» Stated goal: Write out the records word for word, with no pictures.

## begin Source data

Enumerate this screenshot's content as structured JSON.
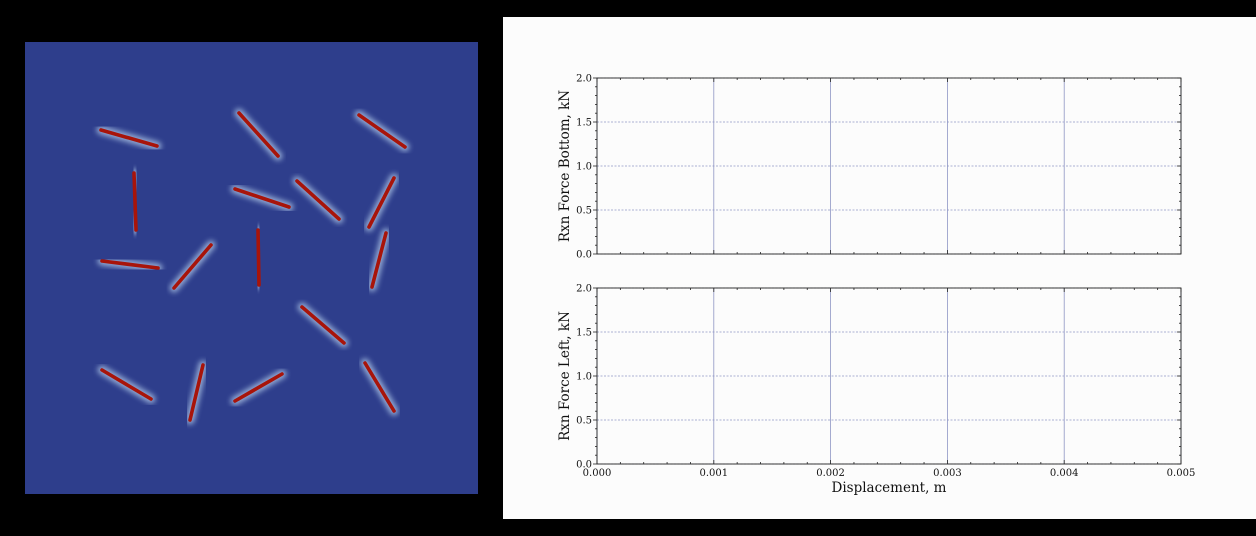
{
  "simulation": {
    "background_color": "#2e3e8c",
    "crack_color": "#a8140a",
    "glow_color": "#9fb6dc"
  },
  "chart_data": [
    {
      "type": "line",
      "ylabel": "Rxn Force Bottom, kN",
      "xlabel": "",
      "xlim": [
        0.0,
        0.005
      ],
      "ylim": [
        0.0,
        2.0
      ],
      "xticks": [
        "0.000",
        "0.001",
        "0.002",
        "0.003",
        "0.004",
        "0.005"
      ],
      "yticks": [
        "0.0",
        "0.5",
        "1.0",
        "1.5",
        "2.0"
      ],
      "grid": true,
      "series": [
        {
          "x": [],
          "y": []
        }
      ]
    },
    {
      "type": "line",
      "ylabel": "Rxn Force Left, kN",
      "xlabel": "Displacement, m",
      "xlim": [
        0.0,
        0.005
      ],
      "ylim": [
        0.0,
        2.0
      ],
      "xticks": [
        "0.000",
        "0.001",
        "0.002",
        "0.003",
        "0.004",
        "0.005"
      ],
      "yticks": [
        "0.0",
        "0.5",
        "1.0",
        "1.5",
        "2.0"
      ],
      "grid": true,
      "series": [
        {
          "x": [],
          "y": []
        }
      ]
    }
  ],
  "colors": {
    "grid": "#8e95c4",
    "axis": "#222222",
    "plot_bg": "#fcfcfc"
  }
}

## end Source data

» Answer in full:
Enumerate this screenshot's content as structured JSON.
{
  "simulation": {
    "background_color": "#2e3e8c",
    "crack_color": "#a8140a",
    "glow_color": "#9fb6dc"
  },
  "chart_data": [
    {
      "type": "line",
      "ylabel": "Rxn Force Bottom, kN",
      "xlabel": "",
      "xlim": [
        0.0,
        0.005
      ],
      "ylim": [
        0.0,
        2.0
      ],
      "xticks": [
        "0.000",
        "0.001",
        "0.002",
        "0.003",
        "0.004",
        "0.005"
      ],
      "yticks": [
        "0.0",
        "0.5",
        "1.0",
        "1.5",
        "2.0"
      ],
      "grid": true,
      "series": [
        {
          "x": [],
          "y": []
        }
      ]
    },
    {
      "type": "line",
      "ylabel": "Rxn Force Left, kN",
      "xlabel": "Displacement, m",
      "xlim": [
        0.0,
        0.005
      ],
      "ylim": [
        0.0,
        2.0
      ],
      "xticks": [
        "0.000",
        "0.001",
        "0.002",
        "0.003",
        "0.004",
        "0.005"
      ],
      "yticks": [
        "0.0",
        "0.5",
        "1.0",
        "1.5",
        "2.0"
      ],
      "grid": true,
      "series": [
        {
          "x": [],
          "y": []
        }
      ]
    }
  ],
  "colors": {
    "grid": "#8e95c4",
    "axis": "#222222",
    "plot_bg": "#fcfcfc"
  }
}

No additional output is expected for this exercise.